What is asked> Please quote every line word for word.

## begin Input material

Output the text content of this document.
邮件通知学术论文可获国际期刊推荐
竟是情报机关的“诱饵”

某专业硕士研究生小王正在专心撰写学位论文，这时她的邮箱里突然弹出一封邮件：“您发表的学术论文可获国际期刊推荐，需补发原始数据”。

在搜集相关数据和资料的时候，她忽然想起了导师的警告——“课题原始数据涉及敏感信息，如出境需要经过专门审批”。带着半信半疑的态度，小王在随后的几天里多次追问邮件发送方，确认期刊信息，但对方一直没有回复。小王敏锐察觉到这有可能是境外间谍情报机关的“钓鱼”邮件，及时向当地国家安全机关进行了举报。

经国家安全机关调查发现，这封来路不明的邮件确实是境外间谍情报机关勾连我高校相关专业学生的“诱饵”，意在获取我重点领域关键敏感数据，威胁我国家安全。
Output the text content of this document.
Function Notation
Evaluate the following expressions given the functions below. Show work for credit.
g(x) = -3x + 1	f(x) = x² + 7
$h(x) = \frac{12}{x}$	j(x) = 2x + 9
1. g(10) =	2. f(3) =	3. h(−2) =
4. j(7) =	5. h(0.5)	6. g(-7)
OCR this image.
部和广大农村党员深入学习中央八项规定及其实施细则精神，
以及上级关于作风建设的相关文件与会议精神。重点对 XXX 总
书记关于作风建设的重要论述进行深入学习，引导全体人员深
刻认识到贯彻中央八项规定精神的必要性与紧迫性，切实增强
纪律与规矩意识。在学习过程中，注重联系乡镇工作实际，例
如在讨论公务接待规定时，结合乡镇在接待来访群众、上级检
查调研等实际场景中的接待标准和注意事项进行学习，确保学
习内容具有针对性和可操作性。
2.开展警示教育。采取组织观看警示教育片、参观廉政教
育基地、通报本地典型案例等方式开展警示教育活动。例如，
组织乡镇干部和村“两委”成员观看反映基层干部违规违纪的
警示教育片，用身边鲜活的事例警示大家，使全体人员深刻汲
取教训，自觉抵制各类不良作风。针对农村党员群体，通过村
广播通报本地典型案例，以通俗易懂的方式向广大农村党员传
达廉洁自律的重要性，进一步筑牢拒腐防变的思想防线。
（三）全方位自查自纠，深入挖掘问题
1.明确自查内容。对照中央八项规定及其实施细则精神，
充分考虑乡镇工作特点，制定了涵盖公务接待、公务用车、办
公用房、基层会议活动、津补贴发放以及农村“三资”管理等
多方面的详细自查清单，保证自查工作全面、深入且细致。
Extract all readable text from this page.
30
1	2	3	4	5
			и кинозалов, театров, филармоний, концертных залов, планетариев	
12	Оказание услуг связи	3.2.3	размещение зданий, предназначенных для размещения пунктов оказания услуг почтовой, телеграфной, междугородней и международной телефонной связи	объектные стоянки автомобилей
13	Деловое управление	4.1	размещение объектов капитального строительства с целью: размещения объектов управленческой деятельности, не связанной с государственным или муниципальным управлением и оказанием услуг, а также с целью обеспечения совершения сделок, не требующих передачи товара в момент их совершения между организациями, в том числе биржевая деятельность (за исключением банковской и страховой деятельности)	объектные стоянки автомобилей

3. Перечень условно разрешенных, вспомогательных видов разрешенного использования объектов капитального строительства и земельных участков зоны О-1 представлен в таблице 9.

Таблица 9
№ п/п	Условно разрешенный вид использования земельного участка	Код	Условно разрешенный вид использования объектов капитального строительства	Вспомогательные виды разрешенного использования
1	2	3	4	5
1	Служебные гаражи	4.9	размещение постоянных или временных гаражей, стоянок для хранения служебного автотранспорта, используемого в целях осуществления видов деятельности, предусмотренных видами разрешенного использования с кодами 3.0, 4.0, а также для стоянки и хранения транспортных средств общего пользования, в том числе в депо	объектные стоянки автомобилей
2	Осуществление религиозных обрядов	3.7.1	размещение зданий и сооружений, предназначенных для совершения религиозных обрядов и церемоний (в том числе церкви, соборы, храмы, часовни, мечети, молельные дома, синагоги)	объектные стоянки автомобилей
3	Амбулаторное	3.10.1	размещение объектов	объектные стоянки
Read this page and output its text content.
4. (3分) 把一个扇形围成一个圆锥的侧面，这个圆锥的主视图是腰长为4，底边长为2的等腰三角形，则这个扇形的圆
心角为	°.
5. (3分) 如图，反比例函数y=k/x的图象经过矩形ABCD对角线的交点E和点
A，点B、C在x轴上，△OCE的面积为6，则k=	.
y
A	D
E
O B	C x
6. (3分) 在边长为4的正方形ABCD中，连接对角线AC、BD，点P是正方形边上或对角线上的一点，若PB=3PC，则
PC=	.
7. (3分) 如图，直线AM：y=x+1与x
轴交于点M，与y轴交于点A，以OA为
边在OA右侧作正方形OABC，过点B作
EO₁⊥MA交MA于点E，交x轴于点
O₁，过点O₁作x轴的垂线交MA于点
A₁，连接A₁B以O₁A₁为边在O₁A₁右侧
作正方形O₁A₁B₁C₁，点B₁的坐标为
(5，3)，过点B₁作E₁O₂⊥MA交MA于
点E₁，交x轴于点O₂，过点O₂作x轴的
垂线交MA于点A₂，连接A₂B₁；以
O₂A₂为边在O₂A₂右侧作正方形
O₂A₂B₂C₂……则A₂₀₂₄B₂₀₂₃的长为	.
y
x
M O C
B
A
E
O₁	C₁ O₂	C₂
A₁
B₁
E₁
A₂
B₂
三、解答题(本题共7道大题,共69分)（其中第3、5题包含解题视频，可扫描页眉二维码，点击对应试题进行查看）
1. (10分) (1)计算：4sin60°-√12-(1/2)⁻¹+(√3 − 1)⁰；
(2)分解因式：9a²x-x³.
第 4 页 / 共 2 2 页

## end Input material

Problem solution>
Output the text content of this document.
邮件通知学术论文可获国际期刊推荐
竟是情报机关的“诱饵”

某专业硕士研究生小王正在专心撰写学位论文，这时她的邮箱里突然弹出一封邮件：“您发表的学术论文可获国际期刊推荐，需补发原始数据”。

在搜集相关数据和资料的时候，她忽然想起了导师的警告——“课题原始数据涉及敏感信息，如出境需要经过专门审批”。带着半信半疑的态度，小王在随后的几天里多次追问邮件发送方，确认期刊信息，但对方一直没有回复。小王敏锐察觉到这有可能是境外间谍情报机关的“钓鱼”邮件，及时向当地国家安全机关进行了举报。

经国家安全机关调查发现，这封来路不明的邮件确实是境外间谍情报机关勾连我高校相关专业学生的“诱饵”，意在获取我重点领域关键敏感数据，威胁我国家安全。
Output the text content of this document.
Function Notation
Evaluate the following expressions given the functions below. Show work for credit.
g(x) = -3x + 1	f(x) = x² + 7
$h(x) = \frac{12}{x}$	j(x) = 2x + 9
1. g(10) =	2. f(3) =	3. h(−2) =
4. j(7) =	5. h(0.5)	6. g(-7)
OCR this image.
部和广大农村党员深入学习中央八项规定及其实施细则精神，
以及上级关于作风建设的相关文件与会议精神。重点对 XXX 总
书记关于作风建设的重要论述进行深入学习，引导全体人员深
刻认识到贯彻中央八项规定精神的必要性与紧迫性，切实增强
纪律与规矩意识。在学习过程中，注重联系乡镇工作实际，例
如在讨论公务接待规定时，结合乡镇在接待来访群众、上级检
查调研等实际场景中的接待标准和注意事项进行学习，确保学
习内容具有针对性和可操作性。
2.开展警示教育。采取组织观看警示教育片、参观廉政教
育基地、通报本地典型案例等方式开展警示教育活动。例如，
组织乡镇干部和村“两委”成员观看反映基层干部违规违纪的
警示教育片，用身边鲜活的事例警示大家，使全体人员深刻汲
取教训，自觉抵制各类不良作风。针对农村党员群体，通过村
广播通报本地典型案例，以通俗易懂的方式向广大农村党员传
达廉洁自律的重要性，进一步筑牢拒腐防变的思想防线。
（三）全方位自查自纠，深入挖掘问题
1.明确自查内容。对照中央八项规定及其实施细则精神，
充分考虑乡镇工作特点，制定了涵盖公务接待、公务用车、办
公用房、基层会议活动、津补贴发放以及农村“三资”管理等
多方面的详细自查清单，保证自查工作全面、深入且细致。
Extract all readable text from this page.
30
1	2	3	4	5
			и кинозалов, театров, филармоний, концертных залов, планетариев	
12	Оказание услуг связи	3.2.3	размещение зданий, предназначенных для размещения пунктов оказания услуг почтовой, телеграфной, междугородней и международной телефонной связи	объектные стоянки автомобилей
13	Деловое управление	4.1	размещение объектов капитального строительства с целью: размещения объектов управленческой деятельности, не связанной с государственным или муниципальным управлением и оказанием услуг, а также с целью обеспечения совершения сделок, не требующих передачи товара в момент их совершения между организациями, в том числе биржевая деятельность (за исключением банковской и страховой деятельности)	объектные стоянки автомобилей

3. Перечень условно разрешенных, вспомогательных видов разрешенного использования объектов капитального строительства и земельных участков зоны О-1 представлен в таблице 9.

Таблица 9
№ п/п	Условно разрешенный вид использования земельного участка	Код	Условно разрешенный вид использования объектов капитального строительства	Вспомогательные виды разрешенного использования
1	2	3	4	5
1	Служебные гаражи	4.9	размещение постоянных или временных гаражей, стоянок для хранения служебного автотранспорта, используемого в целях осуществления видов деятельности, предусмотренных видами разрешенного использования с кодами 3.0, 4.0, а также для стоянки и хранения транспортных средств общего пользования, в том числе в депо	объектные стоянки автомобилей
2	Осуществление религиозных обрядов	3.7.1	размещение зданий и сооружений, предназначенных для совершения религиозных обрядов и церемоний (в том числе церкви, соборы, храмы, часовни, мечети, молельные дома, синагоги)	объектные стоянки автомобилей
3	Амбулаторное	3.10.1	размещение объектов	объектные стоянки
Read this page and output its text content.
4. (3分) 把一个扇形围成一个圆锥的侧面，这个圆锥的主视图是腰长为4，底边长为2的等腰三角形，则这个扇形的圆
心角为	°.
5. (3分) 如图，反比例函数y=k/x的图象经过矩形ABCD对角线的交点E和点
A，点B、C在x轴上，△OCE的面积为6，则k=	.
y
A	D
E
O B	C x
6. (3分) 在边长为4的正方形ABCD中，连接对角线AC、BD，点P是正方形边上或对角线上的一点，若PB=3PC，则
PC=	.
7. (3分) 如图，直线AM：y=x+1与x
轴交于点M，与y轴交于点A，以OA为
边在OA右侧作正方形OABC，过点B作
EO₁⊥MA交MA于点E，交x轴于点
O₁，过点O₁作x轴的垂线交MA于点
A₁，连接A₁B以O₁A₁为边在O₁A₁右侧
作正方形O₁A₁B₁C₁，点B₁的坐标为
(5，3)，过点B₁作E₁O₂⊥MA交MA于
点E₁，交x轴于点O₂，过点O₂作x轴的
垂线交MA于点A₂，连接A₂B₁；以
O₂A₂为边在O₂A₂右侧作正方形
O₂A₂B₂C₂……则A₂₀₂₄B₂₀₂₃的长为	.
y
x
M O C
B
A
E
O₁	C₁ O₂	C₂
A₁
B₁
E₁
A₂
B₂
三、解答题(本题共7道大题,共69分)（其中第3、5题包含解题视频，可扫描页眉二维码，点击对应试题进行查看）
1. (10分) (1)计算：4sin60°-√12-(1/2)⁻¹+(√3 − 1)⁰；
(2)分解因式：9a²x-x³.
第 4 页 / 共 2 2 页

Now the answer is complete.